▸ **Data for processing**
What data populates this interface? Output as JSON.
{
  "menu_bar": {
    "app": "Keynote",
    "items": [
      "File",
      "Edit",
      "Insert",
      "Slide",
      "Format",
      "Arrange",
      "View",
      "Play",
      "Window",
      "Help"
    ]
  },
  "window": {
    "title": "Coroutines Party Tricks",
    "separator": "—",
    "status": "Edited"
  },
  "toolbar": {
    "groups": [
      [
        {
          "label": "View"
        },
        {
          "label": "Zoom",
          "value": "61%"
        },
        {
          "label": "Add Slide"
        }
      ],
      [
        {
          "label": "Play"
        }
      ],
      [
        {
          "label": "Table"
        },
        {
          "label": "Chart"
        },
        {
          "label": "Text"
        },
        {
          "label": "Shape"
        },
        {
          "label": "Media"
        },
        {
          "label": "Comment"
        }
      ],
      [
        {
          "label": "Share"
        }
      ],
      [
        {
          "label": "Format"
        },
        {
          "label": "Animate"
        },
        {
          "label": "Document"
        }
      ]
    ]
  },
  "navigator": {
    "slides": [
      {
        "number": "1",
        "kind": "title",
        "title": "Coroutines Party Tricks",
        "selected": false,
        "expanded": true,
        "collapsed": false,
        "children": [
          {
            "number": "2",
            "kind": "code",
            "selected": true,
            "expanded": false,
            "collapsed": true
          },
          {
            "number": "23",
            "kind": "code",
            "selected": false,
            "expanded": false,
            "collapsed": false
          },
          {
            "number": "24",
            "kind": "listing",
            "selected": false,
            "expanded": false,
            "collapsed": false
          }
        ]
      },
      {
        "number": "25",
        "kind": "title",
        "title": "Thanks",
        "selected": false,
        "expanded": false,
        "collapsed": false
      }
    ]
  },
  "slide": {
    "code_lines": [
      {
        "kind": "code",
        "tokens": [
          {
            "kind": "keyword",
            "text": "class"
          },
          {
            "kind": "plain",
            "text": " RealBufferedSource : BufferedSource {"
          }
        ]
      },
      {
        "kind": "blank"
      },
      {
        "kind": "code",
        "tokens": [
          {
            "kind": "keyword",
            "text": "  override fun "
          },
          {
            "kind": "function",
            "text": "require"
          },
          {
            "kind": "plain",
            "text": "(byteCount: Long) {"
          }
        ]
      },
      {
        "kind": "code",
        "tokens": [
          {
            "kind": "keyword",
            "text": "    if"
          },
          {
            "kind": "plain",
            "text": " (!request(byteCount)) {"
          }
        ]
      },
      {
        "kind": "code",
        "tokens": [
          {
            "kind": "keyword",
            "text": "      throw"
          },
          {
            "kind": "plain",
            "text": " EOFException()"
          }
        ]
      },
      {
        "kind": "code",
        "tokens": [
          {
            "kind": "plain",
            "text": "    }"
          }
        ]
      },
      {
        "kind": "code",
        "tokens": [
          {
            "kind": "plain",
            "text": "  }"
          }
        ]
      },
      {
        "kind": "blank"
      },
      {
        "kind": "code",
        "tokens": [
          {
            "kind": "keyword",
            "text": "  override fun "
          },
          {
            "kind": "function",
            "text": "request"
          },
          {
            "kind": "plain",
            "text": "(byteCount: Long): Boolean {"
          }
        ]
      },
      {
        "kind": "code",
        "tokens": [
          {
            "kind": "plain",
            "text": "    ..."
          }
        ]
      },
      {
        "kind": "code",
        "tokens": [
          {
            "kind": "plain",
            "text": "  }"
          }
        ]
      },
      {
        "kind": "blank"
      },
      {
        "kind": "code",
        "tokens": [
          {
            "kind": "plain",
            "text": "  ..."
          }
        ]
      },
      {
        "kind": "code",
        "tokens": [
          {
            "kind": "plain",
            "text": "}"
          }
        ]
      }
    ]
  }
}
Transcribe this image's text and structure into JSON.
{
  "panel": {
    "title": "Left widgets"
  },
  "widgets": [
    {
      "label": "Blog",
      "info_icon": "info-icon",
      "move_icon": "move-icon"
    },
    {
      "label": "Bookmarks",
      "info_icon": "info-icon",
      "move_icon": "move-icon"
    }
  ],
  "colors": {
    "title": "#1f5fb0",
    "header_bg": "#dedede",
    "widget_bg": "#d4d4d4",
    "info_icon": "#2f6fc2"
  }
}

▸ **Given problem**
Write down only how many lines in the listing contain the word "Coroutines".

▸ **Full response**
2